Data entries:

^^^^^^^^

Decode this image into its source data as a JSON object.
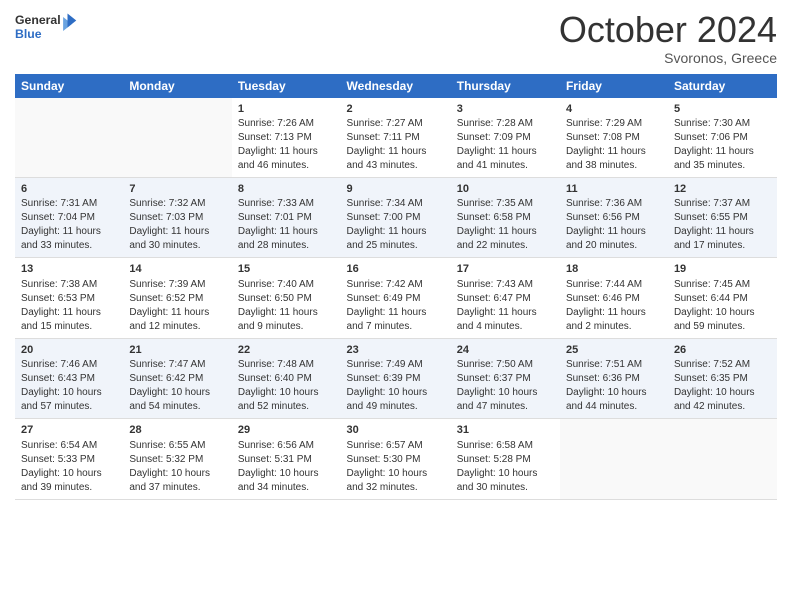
{
  "header": {
    "logo_line1": "General",
    "logo_line2": "Blue",
    "month": "October 2024",
    "location": "Svoronos, Greece"
  },
  "days_of_week": [
    "Sunday",
    "Monday",
    "Tuesday",
    "Wednesday",
    "Thursday",
    "Friday",
    "Saturday"
  ],
  "weeks": [
    [
      {
        "day": "",
        "info": ""
      },
      {
        "day": "",
        "info": ""
      },
      {
        "day": "1",
        "info": "Sunrise: 7:26 AM\nSunset: 7:13 PM\nDaylight: 11 hours and 46 minutes."
      },
      {
        "day": "2",
        "info": "Sunrise: 7:27 AM\nSunset: 7:11 PM\nDaylight: 11 hours and 43 minutes."
      },
      {
        "day": "3",
        "info": "Sunrise: 7:28 AM\nSunset: 7:09 PM\nDaylight: 11 hours and 41 minutes."
      },
      {
        "day": "4",
        "info": "Sunrise: 7:29 AM\nSunset: 7:08 PM\nDaylight: 11 hours and 38 minutes."
      },
      {
        "day": "5",
        "info": "Sunrise: 7:30 AM\nSunset: 7:06 PM\nDaylight: 11 hours and 35 minutes."
      }
    ],
    [
      {
        "day": "6",
        "info": "Sunrise: 7:31 AM\nSunset: 7:04 PM\nDaylight: 11 hours and 33 minutes."
      },
      {
        "day": "7",
        "info": "Sunrise: 7:32 AM\nSunset: 7:03 PM\nDaylight: 11 hours and 30 minutes."
      },
      {
        "day": "8",
        "info": "Sunrise: 7:33 AM\nSunset: 7:01 PM\nDaylight: 11 hours and 28 minutes."
      },
      {
        "day": "9",
        "info": "Sunrise: 7:34 AM\nSunset: 7:00 PM\nDaylight: 11 hours and 25 minutes."
      },
      {
        "day": "10",
        "info": "Sunrise: 7:35 AM\nSunset: 6:58 PM\nDaylight: 11 hours and 22 minutes."
      },
      {
        "day": "11",
        "info": "Sunrise: 7:36 AM\nSunset: 6:56 PM\nDaylight: 11 hours and 20 minutes."
      },
      {
        "day": "12",
        "info": "Sunrise: 7:37 AM\nSunset: 6:55 PM\nDaylight: 11 hours and 17 minutes."
      }
    ],
    [
      {
        "day": "13",
        "info": "Sunrise: 7:38 AM\nSunset: 6:53 PM\nDaylight: 11 hours and 15 minutes."
      },
      {
        "day": "14",
        "info": "Sunrise: 7:39 AM\nSunset: 6:52 PM\nDaylight: 11 hours and 12 minutes."
      },
      {
        "day": "15",
        "info": "Sunrise: 7:40 AM\nSunset: 6:50 PM\nDaylight: 11 hours and 9 minutes."
      },
      {
        "day": "16",
        "info": "Sunrise: 7:42 AM\nSunset: 6:49 PM\nDaylight: 11 hours and 7 minutes."
      },
      {
        "day": "17",
        "info": "Sunrise: 7:43 AM\nSunset: 6:47 PM\nDaylight: 11 hours and 4 minutes."
      },
      {
        "day": "18",
        "info": "Sunrise: 7:44 AM\nSunset: 6:46 PM\nDaylight: 11 hours and 2 minutes."
      },
      {
        "day": "19",
        "info": "Sunrise: 7:45 AM\nSunset: 6:44 PM\nDaylight: 10 hours and 59 minutes."
      }
    ],
    [
      {
        "day": "20",
        "info": "Sunrise: 7:46 AM\nSunset: 6:43 PM\nDaylight: 10 hours and 57 minutes."
      },
      {
        "day": "21",
        "info": "Sunrise: 7:47 AM\nSunset: 6:42 PM\nDaylight: 10 hours and 54 minutes."
      },
      {
        "day": "22",
        "info": "Sunrise: 7:48 AM\nSunset: 6:40 PM\nDaylight: 10 hours and 52 minutes."
      },
      {
        "day": "23",
        "info": "Sunrise: 7:49 AM\nSunset: 6:39 PM\nDaylight: 10 hours and 49 minutes."
      },
      {
        "day": "24",
        "info": "Sunrise: 7:50 AM\nSunset: 6:37 PM\nDaylight: 10 hours and 47 minutes."
      },
      {
        "day": "25",
        "info": "Sunrise: 7:51 AM\nSunset: 6:36 PM\nDaylight: 10 hours and 44 minutes."
      },
      {
        "day": "26",
        "info": "Sunrise: 7:52 AM\nSunset: 6:35 PM\nDaylight: 10 hours and 42 minutes."
      }
    ],
    [
      {
        "day": "27",
        "info": "Sunrise: 6:54 AM\nSunset: 5:33 PM\nDaylight: 10 hours and 39 minutes."
      },
      {
        "day": "28",
        "info": "Sunrise: 6:55 AM\nSunset: 5:32 PM\nDaylight: 10 hours and 37 minutes."
      },
      {
        "day": "29",
        "info": "Sunrise: 6:56 AM\nSunset: 5:31 PM\nDaylight: 10 hours and 34 minutes."
      },
      {
        "day": "30",
        "info": "Sunrise: 6:57 AM\nSunset: 5:30 PM\nDaylight: 10 hours and 32 minutes."
      },
      {
        "day": "31",
        "info": "Sunrise: 6:58 AM\nSunset: 5:28 PM\nDaylight: 10 hours and 30 minutes."
      },
      {
        "day": "",
        "info": ""
      },
      {
        "day": "",
        "info": ""
      }
    ]
  ]
}
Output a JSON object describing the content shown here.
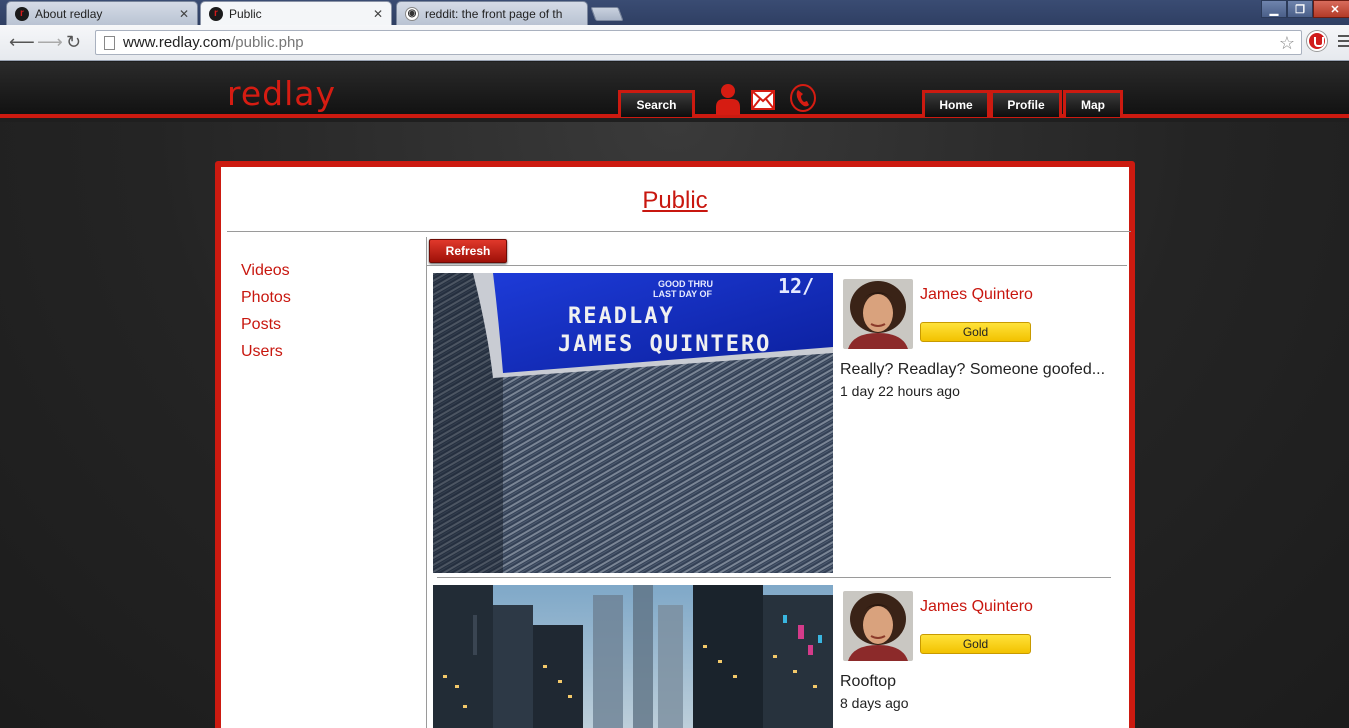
{
  "browser": {
    "tabs": [
      {
        "label": "About redlay",
        "favicon": "redlay-favicon-icon",
        "active": false
      },
      {
        "label": "Public",
        "favicon": "redlay-favicon-icon",
        "active": true
      },
      {
        "label": "reddit: the front page of th",
        "favicon": "reddit-favicon-icon",
        "active": false
      }
    ],
    "url": {
      "host": "www.redlay.com",
      "path": "/public.php"
    }
  },
  "site": {
    "logo": "redlay",
    "nav_left": {
      "search": "Search"
    },
    "icons": [
      "user-icon",
      "mail-icon",
      "phone-icon"
    ],
    "nav_right": {
      "home": "Home",
      "profile": "Profile",
      "map": "Map"
    },
    "accent_color": "#cc1a10"
  },
  "page": {
    "title": "Public",
    "sidebar": [
      "Videos",
      "Photos",
      "Posts",
      "Users"
    ],
    "refresh_label": "Refresh"
  },
  "posts": [
    {
      "author": "James Quintero",
      "badge": "Gold",
      "text": "Really? Readlay? Someone goofed...",
      "time": "1 day 22 hours ago",
      "image": {
        "card_line_1": "READLAY",
        "card_line_2": "JAMES QUINTERO",
        "card_small_1": "GOOD THRU",
        "card_small_2": "LAST DAY OF",
        "card_number": "12/"
      }
    },
    {
      "author": "James Quintero",
      "badge": "Gold",
      "text": "Rooftop",
      "time": "8 days ago"
    }
  ]
}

^^^^^^^^

- [DO THIS] Show every line of the records above that contains the word "page".

- [OUTPUT]
        "label": "reddit: the front page of th",
  "page": {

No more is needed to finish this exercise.